◆ Work to complete ◆
Restate every entry word for word.

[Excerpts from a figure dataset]
******

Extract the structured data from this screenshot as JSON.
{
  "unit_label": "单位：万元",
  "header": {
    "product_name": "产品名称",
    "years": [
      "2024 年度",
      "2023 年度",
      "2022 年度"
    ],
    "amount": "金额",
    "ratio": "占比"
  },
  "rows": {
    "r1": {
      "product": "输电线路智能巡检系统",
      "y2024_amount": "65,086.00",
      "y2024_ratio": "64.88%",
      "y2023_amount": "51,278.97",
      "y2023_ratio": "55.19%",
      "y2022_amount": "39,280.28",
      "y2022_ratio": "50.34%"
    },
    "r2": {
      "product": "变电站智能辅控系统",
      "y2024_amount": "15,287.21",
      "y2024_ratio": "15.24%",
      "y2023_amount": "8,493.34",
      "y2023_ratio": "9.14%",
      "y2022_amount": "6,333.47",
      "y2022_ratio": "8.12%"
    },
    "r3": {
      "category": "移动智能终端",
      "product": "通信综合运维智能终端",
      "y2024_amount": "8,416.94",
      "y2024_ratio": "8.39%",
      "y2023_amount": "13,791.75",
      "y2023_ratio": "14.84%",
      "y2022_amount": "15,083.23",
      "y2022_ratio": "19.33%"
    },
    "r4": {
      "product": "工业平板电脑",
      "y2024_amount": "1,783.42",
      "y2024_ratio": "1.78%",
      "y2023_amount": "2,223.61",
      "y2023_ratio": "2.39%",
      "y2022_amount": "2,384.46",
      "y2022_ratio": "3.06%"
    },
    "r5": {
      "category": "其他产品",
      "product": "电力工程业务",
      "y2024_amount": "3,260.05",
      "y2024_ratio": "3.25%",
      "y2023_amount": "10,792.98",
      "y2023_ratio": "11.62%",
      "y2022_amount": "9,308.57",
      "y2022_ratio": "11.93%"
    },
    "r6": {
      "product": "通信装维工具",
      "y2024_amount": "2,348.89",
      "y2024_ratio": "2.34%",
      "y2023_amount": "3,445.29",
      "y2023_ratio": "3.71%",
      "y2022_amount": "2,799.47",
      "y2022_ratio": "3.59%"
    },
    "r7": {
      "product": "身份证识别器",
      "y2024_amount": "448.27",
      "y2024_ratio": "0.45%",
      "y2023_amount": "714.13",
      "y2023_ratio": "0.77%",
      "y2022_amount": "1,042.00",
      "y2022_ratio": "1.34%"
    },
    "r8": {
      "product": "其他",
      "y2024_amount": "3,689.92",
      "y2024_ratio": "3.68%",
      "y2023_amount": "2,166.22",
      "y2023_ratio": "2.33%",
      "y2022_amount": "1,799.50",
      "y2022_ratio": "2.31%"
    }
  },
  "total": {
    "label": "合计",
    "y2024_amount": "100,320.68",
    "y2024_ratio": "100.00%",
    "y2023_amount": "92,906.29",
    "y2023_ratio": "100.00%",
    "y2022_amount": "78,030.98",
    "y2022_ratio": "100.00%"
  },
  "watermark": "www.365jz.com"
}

******

◆ Solution ◆
Extract the structured data from this screenshot as JSON.
{
  "unit_label": "单位：万元",
  "header": {
    "product_name": "产品名称",
    "years": [
      "2024 年度",
      "2023 年度",
      "2022 年度"
    ],
    "amount": "金额",
    "ratio": "占比"
  },
  "rows": {
    "r1": {
      "product": "输电线路智能巡检系统",
      "y2024_amount": "65,086.00",
      "y2024_ratio": "64.88%",
      "y2023_amount": "51,278.97",
      "y2023_ratio": "55.19%",
      "y2022_amount": "39,280.28",
      "y2022_ratio": "50.34%"
    },
    "r2": {
      "product": "变电站智能辅控系统",
      "y2024_amount": "15,287.21",
      "y2024_ratio": "15.24%",
      "y2023_amount": "8,493.34",
      "y2023_ratio": "9.14%",
      "y2022_amount": "6,333.47",
      "y2022_ratio": "8.12%"
    },
    "r3": {
      "category": "移动智能终端",
      "product": "通信综合运维智能终端",
      "y2024_amount": "8,416.94",
      "y2024_ratio": "8.39%",
      "y2023_amount": "13,791.75",
      "y2023_ratio": "14.84%",
      "y2022_amount": "15,083.23",
      "y2022_ratio": "19.33%"
    },
    "r4": {
      "product": "工业平板电脑",
      "y2024_amount": "1,783.42",
      "y2024_ratio": "1.78%",
      "y2023_amount": "2,223.61",
      "y2023_ratio": "2.39%",
      "y2022_amount": "2,384.46",
      "y2022_ratio": "3.06%"
    },
    "r5": {
      "category": "其他产品",
      "product": "电力工程业务",
      "y2024_amount": "3,260.05",
      "y2024_ratio": "3.25%",
      "y2023_amount": "10,792.98",
      "y2023_ratio": "11.62%",
      "y2022_amount": "9,308.57",
      "y2022_ratio": "11.93%"
    },
    "r6": {
      "product": "通信装维工具",
      "y2024_amount": "2,348.89",
      "y2024_ratio": "2.34%",
      "y2023_amount": "3,445.29",
      "y2023_ratio": "3.71%",
      "y2022_amount": "2,799.47",
      "y2022_ratio": "3.59%"
    },
    "r7": {
      "product": "身份证识别器",
      "y2024_amount": "448.27",
      "y2024_ratio": "0.45%",
      "y2023_amount": "714.13",
      "y2023_ratio": "0.77%",
      "y2022_amount": "1,042.00",
      "y2022_ratio": "1.34%"
    },
    "r8": {
      "product": "其他",
      "y2024_amount": "3,689.92",
      "y2024_ratio": "3.68%",
      "y2023_amount": "2,166.22",
      "y2023_ratio": "2.33%",
      "y2022_amount": "1,799.50",
      "y2022_ratio": "2.31%"
    }
  },
  "total": {
    "label": "合计",
    "y2024_amount": "100,320.68",
    "y2024_ratio": "100.00%",
    "y2023_amount": "92,906.29",
    "y2023_ratio": "100.00%",
    "y2022_amount": "78,030.98",
    "y2022_ratio": "100.00%"
  },
  "watermark": "www.365jz.com"
}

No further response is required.